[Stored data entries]
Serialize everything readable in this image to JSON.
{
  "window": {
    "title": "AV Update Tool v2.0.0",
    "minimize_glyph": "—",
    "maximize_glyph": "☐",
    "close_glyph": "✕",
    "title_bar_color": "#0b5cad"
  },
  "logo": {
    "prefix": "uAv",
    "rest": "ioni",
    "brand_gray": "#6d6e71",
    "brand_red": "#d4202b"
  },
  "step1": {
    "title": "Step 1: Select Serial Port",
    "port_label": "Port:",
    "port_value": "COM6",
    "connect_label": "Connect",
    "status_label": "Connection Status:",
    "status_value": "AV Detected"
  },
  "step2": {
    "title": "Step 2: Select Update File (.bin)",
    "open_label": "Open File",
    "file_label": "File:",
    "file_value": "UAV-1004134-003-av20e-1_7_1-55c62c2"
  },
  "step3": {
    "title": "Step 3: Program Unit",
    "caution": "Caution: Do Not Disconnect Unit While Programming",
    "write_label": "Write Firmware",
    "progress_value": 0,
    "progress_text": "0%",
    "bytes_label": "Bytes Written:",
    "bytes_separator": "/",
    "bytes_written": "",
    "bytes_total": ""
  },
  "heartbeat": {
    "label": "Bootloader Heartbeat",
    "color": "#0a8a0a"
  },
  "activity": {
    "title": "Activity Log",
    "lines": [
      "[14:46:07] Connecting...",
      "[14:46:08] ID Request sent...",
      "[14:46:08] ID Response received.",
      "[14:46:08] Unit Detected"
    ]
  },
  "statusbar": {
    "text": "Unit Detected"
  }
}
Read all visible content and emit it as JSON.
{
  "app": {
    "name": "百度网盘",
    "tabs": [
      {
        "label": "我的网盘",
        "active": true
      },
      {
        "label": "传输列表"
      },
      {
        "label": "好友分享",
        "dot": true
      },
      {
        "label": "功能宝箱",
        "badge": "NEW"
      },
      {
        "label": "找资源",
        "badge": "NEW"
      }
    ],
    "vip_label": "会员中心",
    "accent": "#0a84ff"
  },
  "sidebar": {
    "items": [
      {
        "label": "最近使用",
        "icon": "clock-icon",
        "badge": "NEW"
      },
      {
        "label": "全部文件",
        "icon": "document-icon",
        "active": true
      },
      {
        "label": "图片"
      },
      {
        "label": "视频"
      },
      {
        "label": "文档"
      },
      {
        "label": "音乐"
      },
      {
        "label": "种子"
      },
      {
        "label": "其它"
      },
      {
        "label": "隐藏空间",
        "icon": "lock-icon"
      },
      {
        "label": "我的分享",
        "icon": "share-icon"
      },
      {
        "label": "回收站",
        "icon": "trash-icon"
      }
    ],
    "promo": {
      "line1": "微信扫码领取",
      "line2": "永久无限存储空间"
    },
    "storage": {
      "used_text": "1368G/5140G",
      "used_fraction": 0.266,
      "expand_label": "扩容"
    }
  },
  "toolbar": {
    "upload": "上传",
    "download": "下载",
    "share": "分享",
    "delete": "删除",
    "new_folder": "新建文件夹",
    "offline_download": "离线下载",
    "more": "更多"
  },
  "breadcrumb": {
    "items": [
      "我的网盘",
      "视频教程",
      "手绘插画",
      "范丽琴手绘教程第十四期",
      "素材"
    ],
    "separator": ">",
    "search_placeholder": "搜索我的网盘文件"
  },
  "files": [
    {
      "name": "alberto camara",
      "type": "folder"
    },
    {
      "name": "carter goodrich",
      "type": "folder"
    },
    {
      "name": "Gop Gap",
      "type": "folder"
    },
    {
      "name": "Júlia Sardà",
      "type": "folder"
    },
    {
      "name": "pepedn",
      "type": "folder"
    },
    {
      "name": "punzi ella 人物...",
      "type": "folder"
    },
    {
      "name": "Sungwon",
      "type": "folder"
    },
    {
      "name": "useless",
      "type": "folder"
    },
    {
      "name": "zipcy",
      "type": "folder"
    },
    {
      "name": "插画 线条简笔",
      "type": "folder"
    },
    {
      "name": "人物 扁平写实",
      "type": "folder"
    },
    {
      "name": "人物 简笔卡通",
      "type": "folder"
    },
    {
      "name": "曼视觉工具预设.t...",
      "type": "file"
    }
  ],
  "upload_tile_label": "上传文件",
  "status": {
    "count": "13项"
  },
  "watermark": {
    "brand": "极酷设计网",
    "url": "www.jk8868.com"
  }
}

• Prompt
Write out every entry exactly as given.

• Reply to the task
Serialize everything readable in this image to JSON.
{
  "window": {
    "title": "AV Update Tool v2.0.0",
    "minimize_glyph": "—",
    "maximize_glyph": "☐",
    "close_glyph": "✕",
    "title_bar_color": "#0b5cad"
  },
  "logo": {
    "prefix": "uAv",
    "rest": "ioni",
    "brand_gray": "#6d6e71",
    "brand_red": "#d4202b"
  },
  "step1": {
    "title": "Step 1: Select Serial Port",
    "port_label": "Port:",
    "port_value": "COM6",
    "connect_label": "Connect",
    "status_label": "Connection Status:",
    "status_value": "AV Detected"
  },
  "step2": {
    "title": "Step 2: Select Update File (.bin)",
    "open_label": "Open File",
    "file_label": "File:",
    "file_value": "UAV-1004134-003-av20e-1_7_1-55c62c2"
  },
  "step3": {
    "title": "Step 3: Program Unit",
    "caution": "Caution: Do Not Disconnect Unit While Programming",
    "write_label": "Write Firmware",
    "progress_value": 0,
    "progress_text": "0%",
    "bytes_label": "Bytes Written:",
    "bytes_separator": "/",
    "bytes_written": "",
    "bytes_total": ""
  },
  "heartbeat": {
    "label": "Bootloader Heartbeat",
    "color": "#0a8a0a"
  },
  "activity": {
    "title": "Activity Log",
    "lines": [
      "[14:46:07] Connecting...",
      "[14:46:08] ID Request sent...",
      "[14:46:08] ID Response received.",
      "[14:46:08] Unit Detected"
    ]
  },
  "statusbar": {
    "text": "Unit Detected"
  }
}
Read all visible content and emit it as JSON.
{
  "app": {
    "name": "百度网盘",
    "tabs": [
      {
        "label": "我的网盘",
        "active": true
      },
      {
        "label": "传输列表"
      },
      {
        "label": "好友分享",
        "dot": true
      },
      {
        "label": "功能宝箱",
        "badge": "NEW"
      },
      {
        "label": "找资源",
        "badge": "NEW"
      }
    ],
    "vip_label": "会员中心",
    "accent": "#0a84ff"
  },
  "sidebar": {
    "items": [
      {
        "label": "最近使用",
        "icon": "clock-icon",
        "badge": "NEW"
      },
      {
        "label": "全部文件",
        "icon": "document-icon",
        "active": true
      },
      {
        "label": "图片"
      },
      {
        "label": "视频"
      },
      {
        "label": "文档"
      },
      {
        "label": "音乐"
      },
      {
        "label": "种子"
      },
      {
        "label": "其它"
      },
      {
        "label": "隐藏空间",
        "icon": "lock-icon"
      },
      {
        "label": "我的分享",
        "icon": "share-icon"
      },
      {
        "label": "回收站",
        "icon": "trash-icon"
      }
    ],
    "promo": {
      "line1": "微信扫码领取",
      "line2": "永久无限存储空间"
    },
    "storage": {
      "used_text": "1368G/5140G",
      "used_fraction": 0.266,
      "expand_label": "扩容"
    }
  },
  "toolbar": {
    "upload": "上传",
    "download": "下载",
    "share": "分享",
    "delete": "删除",
    "new_folder": "新建文件夹",
    "offline_download": "离线下载",
    "more": "更多"
  },
  "breadcrumb": {
    "items": [
      "我的网盘",
      "视频教程",
      "手绘插画",
      "范丽琴手绘教程第十四期",
      "素材"
    ],
    "separator": ">",
    "search_placeholder": "搜索我的网盘文件"
  },
  "files": [
    {
      "name": "alberto camara",
      "type": "folder"
    },
    {
      "name": "carter goodrich",
      "type": "folder"
    },
    {
      "name": "Gop Gap",
      "type": "folder"
    },
    {
      "name": "Júlia Sardà",
      "type": "folder"
    },
    {
      "name": "pepedn",
      "type": "folder"
    },
    {
      "name": "punzi ella 人物...",
      "type": "folder"
    },
    {
      "name": "Sungwon",
      "type": "folder"
    },
    {
      "name": "useless",
      "type": "folder"
    },
    {
      "name": "zipcy",
      "type": "folder"
    },
    {
      "name": "插画 线条简笔",
      "type": "folder"
    },
    {
      "name": "人物 扁平写实",
      "type": "folder"
    },
    {
      "name": "人物 简笔卡通",
      "type": "folder"
    },
    {
      "name": "曼视觉工具预设.t...",
      "type": "file"
    }
  ],
  "upload_tile_label": "上传文件",
  "status": {
    "count": "13项"
  },
  "watermark": {
    "brand": "极酷设计网",
    "url": "www.jk8868.com"
  }
}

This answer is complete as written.